*TESTO FORNITO:*

Si può anche notare come la crittografia in particolare sia il traino maggiore della percezione della sicurezza del cliente; la quale da sola aumenta, infatti, di 15 punti percentuali la soddisfazione della clientela.

Dati alla mano, il 40% dei consumatori a livello globale aumenterebbe di almeno il 20% la propria spesa online se fosse sicuro delle giuste sicurezze in tema di cybersecurity e data privacy da parte del proprio retailer. In particolare, il report di Capgemini differenzia per Paese e per categoria la percentuale di consumatori disposti a incrementare la spesa di almeno il 20%, nel caso in cui:

  1. Il retailer assicuri la totale sicurezza dei dati personali e finanziari del proprio cliente
  2. Il retailer spieghi come vengono usati i dati personali e finanziari del proprio cliente
  3. Il retailer assicuri che il suo e-commerce utilizzi le più avanzate e recenti tecnologie in tema di cybersecurity

Si evidenzia, inoltre, come un’applicazione di tali misure aumenterebbe il fatturato, in media, del 5%.

Implementazioni nella cybersecurity: differenze tra aspettative e realtà

Constatata la grande sensibilità del consumatore concernente i suoi dati personali e finanziari, e come questa possa essere usata per aumentare notevolmente la crescita del proprio business, si può notare, però, una grande divergenza tra quelle che sono le aspettative della clientela nell’applicazione e implementazione di tali misure e, invece quali sono le azioni prese dal retailer a riguardo. Capgemini stila, infatti, una lista delle cinque maggiori capacità che il retailer dovrebbe avere secondo il consumatore, le quali sono:

  • Crittografia dei dati conservati
  • Chiara e trasparente politica sulla data privacy
  • Utilizzo di avanzati strumenti anti-malware negli store/servers per lo shopping online
  • Controllo sui dati del cliente che il retailer può immagazzinare e per quanto tempo
  • Applicazione di dati crittografati nel sito web e nelle app

Lo stesso rapporto evidenzia, poi, come questi bisogni siano, in realtà, considerati poco nella realtà dei fatti,  e di come ci sia una grande divergenza tra l’aspettativa del consumatore e l’effettiva implementazione degli stessi, come riportato nella statistica di sotto.

*ESTRATTI DEL DATASET:*
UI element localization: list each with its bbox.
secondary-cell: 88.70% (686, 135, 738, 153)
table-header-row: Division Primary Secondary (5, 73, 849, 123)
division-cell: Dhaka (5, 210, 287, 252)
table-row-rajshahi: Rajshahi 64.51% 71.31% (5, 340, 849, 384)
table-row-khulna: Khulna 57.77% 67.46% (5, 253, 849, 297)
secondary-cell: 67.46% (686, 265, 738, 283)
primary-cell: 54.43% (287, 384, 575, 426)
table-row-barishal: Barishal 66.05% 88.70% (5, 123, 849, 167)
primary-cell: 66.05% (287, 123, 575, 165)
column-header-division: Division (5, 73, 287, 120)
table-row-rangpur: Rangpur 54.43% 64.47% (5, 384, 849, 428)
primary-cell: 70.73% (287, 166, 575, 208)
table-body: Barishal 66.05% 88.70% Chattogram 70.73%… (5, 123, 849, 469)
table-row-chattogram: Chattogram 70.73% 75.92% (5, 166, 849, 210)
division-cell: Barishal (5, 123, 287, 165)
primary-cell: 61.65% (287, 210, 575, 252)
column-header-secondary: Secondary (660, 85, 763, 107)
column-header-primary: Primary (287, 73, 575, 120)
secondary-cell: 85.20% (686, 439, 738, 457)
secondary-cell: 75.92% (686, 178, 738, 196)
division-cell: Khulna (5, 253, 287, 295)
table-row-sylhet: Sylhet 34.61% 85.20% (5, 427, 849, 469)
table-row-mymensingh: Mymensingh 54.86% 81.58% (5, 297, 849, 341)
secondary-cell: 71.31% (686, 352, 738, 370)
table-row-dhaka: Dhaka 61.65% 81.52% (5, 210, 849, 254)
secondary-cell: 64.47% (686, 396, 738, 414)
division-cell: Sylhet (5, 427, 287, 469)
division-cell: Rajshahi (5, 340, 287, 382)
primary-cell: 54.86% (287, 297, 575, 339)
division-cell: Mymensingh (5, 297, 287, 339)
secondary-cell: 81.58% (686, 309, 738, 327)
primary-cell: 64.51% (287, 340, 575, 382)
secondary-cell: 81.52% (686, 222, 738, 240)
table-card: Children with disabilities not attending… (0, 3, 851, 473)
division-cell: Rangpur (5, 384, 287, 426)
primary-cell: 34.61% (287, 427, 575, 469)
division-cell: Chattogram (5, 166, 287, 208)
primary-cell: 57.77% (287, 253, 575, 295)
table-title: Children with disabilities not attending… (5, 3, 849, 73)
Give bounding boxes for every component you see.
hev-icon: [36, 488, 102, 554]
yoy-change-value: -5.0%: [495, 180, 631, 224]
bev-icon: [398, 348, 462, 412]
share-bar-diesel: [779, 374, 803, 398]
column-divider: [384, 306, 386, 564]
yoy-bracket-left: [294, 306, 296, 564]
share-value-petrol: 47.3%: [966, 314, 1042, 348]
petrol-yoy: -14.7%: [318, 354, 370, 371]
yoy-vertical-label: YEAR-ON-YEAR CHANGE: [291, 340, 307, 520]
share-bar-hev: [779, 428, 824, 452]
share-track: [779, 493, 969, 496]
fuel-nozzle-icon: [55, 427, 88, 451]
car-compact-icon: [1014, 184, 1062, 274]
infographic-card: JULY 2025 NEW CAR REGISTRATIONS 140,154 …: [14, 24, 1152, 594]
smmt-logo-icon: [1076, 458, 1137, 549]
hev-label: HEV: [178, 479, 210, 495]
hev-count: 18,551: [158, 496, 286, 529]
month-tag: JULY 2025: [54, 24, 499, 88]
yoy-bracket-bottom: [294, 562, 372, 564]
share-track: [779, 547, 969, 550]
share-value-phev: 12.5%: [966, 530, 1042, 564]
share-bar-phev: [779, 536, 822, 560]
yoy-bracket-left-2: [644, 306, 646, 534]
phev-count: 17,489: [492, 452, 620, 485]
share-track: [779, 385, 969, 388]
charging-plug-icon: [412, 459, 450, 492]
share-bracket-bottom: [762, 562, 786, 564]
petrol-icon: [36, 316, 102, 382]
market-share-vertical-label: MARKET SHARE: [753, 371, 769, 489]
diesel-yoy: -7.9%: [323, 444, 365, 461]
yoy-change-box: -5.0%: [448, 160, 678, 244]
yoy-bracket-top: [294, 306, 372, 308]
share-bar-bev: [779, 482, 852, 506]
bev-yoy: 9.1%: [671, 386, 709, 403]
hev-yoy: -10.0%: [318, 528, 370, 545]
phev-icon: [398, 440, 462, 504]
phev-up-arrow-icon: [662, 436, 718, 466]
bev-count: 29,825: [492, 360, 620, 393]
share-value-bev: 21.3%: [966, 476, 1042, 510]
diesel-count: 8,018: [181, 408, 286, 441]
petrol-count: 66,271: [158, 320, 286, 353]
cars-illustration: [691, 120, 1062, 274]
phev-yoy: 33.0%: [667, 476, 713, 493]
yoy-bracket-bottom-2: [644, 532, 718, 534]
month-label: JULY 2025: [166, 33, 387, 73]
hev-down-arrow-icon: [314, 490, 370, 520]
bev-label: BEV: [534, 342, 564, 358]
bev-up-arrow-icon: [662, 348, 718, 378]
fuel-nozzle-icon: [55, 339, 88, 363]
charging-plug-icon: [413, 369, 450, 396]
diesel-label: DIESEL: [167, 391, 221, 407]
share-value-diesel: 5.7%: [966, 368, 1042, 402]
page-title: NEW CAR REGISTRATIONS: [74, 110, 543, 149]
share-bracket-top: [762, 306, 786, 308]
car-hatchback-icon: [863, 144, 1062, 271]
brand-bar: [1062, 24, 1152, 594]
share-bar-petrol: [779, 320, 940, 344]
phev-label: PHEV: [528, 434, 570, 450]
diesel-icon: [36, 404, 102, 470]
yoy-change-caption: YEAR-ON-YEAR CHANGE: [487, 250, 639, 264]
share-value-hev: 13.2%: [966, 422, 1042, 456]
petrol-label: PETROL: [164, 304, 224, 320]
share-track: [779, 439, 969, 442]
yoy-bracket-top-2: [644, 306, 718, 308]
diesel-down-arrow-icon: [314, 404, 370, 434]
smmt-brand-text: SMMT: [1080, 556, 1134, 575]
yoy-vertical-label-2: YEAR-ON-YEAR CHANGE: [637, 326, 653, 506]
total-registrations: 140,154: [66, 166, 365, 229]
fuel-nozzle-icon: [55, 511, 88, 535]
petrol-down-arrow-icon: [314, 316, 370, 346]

*DOMANDE SUL MATERIALE:*
a – Riassumi in due frasi il testo sulla cybersecurity nel retail.
b – Prosegui il testo sulla cybersecurity nel retail partendo dopo la sua ultima frase.
Non occorre consultare i record.

*ELENCO DELLE RISPOSTE:*
a – La crittografia è il principale motore della percezione di sicurezza del cliente, e il 40% dei consumatori nel mondo aumenterebbe di almeno il 20% la spesa online se fosse certo delle tutele del proprio retailer in materia di cybersecurity e data privacy; applicare queste misure aumenterebbe il fatturato in media del 5%. Il report di Capgemini elenca le cinque capacità che i consumatori si aspettano dal retailer, tra cui la crittografia dei dati conservati e una politica chiara sulla data privacy, ma rileva una grande divergenza tra queste aspettative e la loro effettiva implementazione.

b –
Un’ulteriore discrepanza sta nelle stesse sicurezze che i retailers forniscono ai propri clienti riguardo la cybersecurity, e le seguenti statistiche mostrano quanto ampia sia la percentuale di consumatori (70%) che spenderebbe di più online se avesse più certezze sulla sicurezza dei propri dati e quanto i retailers, nell’effettivo, applichino in misura minore azioni quali:

  • Assicurare al proprio cliente che i suoi dati personali e finanziari rimarranno sicuri
  • Assicurare il proprio cliente sul come i suoi dati verranno usati
  • Assicurare che il proprio sito web e le app sono sicure da usare

Classificazione del consumatore: quali sono i più sensibili alla sicurezza dei dati e in quale percentuale

Il consumatore tipo che fa shopping online può essere di quattro tipi, riguardo la sensibilità sulla sicurezza dei propri dati:

  1. Poco sensibile: ovvero colui che tiene poco conto sia della privacy dei propri dati, sia della cybersecurity
  2. Sensibile alla sicurezza: ovvero colui che tiene poco conto della data privacy, ma è particolarmente attento alla cybersecurity
  3. Sensibile alla privacy: ovvero colui che è interessato alla propria privacy dei dati, ma è poco interessato alla cybersecurity
  4. Ossessionato dalla data privacy e alla cybersecurity: ovvero colui che è assolutamente sensibile a entrambe le tematiche e ha un altro grado di esigenza per le stesse.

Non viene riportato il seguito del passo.